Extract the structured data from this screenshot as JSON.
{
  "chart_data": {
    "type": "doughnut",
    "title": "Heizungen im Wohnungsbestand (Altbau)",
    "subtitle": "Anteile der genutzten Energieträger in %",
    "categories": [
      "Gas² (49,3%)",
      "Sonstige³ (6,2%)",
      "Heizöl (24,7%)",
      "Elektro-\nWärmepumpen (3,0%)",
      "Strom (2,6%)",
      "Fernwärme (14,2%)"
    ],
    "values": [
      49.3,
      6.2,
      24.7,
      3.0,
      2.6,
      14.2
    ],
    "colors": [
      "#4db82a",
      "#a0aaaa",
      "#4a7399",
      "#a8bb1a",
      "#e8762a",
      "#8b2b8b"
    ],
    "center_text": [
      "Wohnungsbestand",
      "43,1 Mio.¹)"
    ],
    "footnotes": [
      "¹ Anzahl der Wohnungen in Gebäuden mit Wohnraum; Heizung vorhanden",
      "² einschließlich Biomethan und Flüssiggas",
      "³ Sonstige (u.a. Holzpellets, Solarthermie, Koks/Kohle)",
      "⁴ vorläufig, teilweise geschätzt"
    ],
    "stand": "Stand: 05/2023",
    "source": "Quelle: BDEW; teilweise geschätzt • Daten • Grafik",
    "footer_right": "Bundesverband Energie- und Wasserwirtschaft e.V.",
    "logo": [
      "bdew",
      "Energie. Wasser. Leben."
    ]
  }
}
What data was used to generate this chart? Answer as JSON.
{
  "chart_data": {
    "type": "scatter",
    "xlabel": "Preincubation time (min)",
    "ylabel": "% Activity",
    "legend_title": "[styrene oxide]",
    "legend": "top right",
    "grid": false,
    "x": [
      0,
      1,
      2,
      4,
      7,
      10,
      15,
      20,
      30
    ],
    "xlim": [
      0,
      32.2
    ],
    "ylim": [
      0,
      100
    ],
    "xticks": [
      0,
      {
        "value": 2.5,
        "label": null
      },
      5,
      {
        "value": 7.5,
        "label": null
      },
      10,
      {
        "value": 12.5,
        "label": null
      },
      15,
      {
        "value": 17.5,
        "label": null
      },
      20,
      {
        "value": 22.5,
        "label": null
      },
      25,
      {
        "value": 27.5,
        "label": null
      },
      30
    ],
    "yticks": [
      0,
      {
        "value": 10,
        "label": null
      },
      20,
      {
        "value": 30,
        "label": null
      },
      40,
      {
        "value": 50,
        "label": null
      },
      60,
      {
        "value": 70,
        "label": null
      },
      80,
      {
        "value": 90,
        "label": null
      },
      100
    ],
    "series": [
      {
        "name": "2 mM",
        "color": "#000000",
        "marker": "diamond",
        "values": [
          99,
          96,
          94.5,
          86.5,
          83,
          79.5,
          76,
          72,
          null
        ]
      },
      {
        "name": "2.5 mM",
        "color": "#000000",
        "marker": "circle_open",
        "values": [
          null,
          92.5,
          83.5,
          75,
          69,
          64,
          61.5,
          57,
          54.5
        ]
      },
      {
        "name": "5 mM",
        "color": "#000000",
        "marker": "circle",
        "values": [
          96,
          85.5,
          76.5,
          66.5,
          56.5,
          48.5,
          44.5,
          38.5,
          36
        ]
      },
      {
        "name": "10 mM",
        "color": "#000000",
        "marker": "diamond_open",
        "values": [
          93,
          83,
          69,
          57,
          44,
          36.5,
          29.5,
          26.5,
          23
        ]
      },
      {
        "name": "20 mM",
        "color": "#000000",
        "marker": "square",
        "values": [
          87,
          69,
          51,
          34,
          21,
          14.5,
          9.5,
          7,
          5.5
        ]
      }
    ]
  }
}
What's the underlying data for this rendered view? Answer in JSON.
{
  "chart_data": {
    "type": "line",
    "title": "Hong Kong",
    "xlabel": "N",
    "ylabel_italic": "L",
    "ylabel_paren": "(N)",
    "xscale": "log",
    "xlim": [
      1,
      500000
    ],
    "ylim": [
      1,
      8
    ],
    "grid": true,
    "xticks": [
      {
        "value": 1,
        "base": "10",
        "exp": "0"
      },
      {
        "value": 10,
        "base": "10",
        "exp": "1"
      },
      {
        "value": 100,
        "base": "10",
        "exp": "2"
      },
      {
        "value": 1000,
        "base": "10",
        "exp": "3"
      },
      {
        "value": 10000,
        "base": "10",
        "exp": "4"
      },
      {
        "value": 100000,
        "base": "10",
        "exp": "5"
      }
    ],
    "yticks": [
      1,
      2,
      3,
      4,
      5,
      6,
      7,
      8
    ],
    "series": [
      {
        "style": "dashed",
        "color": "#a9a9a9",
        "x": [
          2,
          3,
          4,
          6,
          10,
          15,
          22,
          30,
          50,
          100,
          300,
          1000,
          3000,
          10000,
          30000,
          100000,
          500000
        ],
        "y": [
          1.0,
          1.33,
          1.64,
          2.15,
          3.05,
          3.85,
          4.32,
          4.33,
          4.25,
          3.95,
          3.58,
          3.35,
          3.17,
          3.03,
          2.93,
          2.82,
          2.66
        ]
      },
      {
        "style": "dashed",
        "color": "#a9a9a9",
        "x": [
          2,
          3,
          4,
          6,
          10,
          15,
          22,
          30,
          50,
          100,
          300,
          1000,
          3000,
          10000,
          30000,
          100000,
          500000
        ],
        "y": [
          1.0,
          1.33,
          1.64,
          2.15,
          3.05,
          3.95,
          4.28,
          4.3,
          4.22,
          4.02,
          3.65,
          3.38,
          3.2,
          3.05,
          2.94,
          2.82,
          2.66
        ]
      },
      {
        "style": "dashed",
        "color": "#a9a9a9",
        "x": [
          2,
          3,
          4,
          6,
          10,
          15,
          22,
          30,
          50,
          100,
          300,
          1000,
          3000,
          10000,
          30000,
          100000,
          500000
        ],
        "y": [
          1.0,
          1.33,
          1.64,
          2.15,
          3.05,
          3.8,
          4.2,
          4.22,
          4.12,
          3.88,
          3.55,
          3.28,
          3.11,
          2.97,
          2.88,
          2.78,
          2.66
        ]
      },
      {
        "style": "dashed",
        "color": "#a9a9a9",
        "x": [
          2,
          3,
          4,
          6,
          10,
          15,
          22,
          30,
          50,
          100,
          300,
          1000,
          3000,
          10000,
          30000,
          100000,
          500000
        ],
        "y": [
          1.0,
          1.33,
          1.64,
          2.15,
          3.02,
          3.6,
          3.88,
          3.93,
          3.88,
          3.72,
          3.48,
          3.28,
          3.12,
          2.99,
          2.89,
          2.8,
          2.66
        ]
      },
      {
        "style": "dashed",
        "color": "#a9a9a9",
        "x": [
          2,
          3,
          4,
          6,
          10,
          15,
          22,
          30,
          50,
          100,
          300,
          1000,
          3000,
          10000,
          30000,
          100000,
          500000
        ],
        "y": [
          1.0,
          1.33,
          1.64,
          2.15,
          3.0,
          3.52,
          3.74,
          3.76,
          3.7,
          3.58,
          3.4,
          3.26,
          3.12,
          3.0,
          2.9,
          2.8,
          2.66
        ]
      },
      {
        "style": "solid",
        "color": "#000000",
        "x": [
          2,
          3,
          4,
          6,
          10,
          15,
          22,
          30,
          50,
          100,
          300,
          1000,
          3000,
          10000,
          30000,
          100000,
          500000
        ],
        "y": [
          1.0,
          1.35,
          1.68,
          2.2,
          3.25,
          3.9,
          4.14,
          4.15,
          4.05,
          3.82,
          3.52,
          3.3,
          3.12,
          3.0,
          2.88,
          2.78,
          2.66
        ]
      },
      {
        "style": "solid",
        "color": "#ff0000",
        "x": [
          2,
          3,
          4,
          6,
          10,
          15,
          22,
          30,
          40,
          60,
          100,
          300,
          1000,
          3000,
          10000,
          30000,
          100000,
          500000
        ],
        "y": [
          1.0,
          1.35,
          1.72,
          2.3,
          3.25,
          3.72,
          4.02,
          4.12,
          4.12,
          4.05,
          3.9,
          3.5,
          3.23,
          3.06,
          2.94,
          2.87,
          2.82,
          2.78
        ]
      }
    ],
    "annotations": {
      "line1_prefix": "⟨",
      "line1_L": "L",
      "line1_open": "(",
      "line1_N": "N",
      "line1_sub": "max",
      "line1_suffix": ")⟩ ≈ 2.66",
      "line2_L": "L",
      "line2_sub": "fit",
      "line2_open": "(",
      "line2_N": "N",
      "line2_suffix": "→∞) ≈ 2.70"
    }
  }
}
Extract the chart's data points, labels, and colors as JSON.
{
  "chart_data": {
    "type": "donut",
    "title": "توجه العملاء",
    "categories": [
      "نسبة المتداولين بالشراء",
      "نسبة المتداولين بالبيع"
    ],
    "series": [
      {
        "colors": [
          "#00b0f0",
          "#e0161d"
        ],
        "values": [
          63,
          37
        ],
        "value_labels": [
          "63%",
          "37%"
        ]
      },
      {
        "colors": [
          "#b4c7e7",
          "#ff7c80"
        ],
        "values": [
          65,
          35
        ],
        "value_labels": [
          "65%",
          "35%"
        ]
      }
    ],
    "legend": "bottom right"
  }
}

___

Write out exactly the lines of the entries above that run from the line containing "Extract the chart's" through the last line, including both.

EXERCISE OUTPUT:
Extract the chart's data points, labels, and colors as JSON.
{
  "chart_data": {
    "type": "donut",
    "title": "توجه العملاء",
    "categories": [
      "نسبة المتداولين بالشراء",
      "نسبة المتداولين بالبيع"
    ],
    "series": [
      {
        "colors": [
          "#00b0f0",
          "#e0161d"
        ],
        "values": [
          63,
          37
        ],
        "value_labels": [
          "63%",
          "37%"
        ]
      },
      {
        "colors": [
          "#b4c7e7",
          "#ff7c80"
        ],
        "values": [
          65,
          35
        ],
        "value_labels": [
          "65%",
          "35%"
        ]
      }
    ],
    "legend": "bottom right"
  }
}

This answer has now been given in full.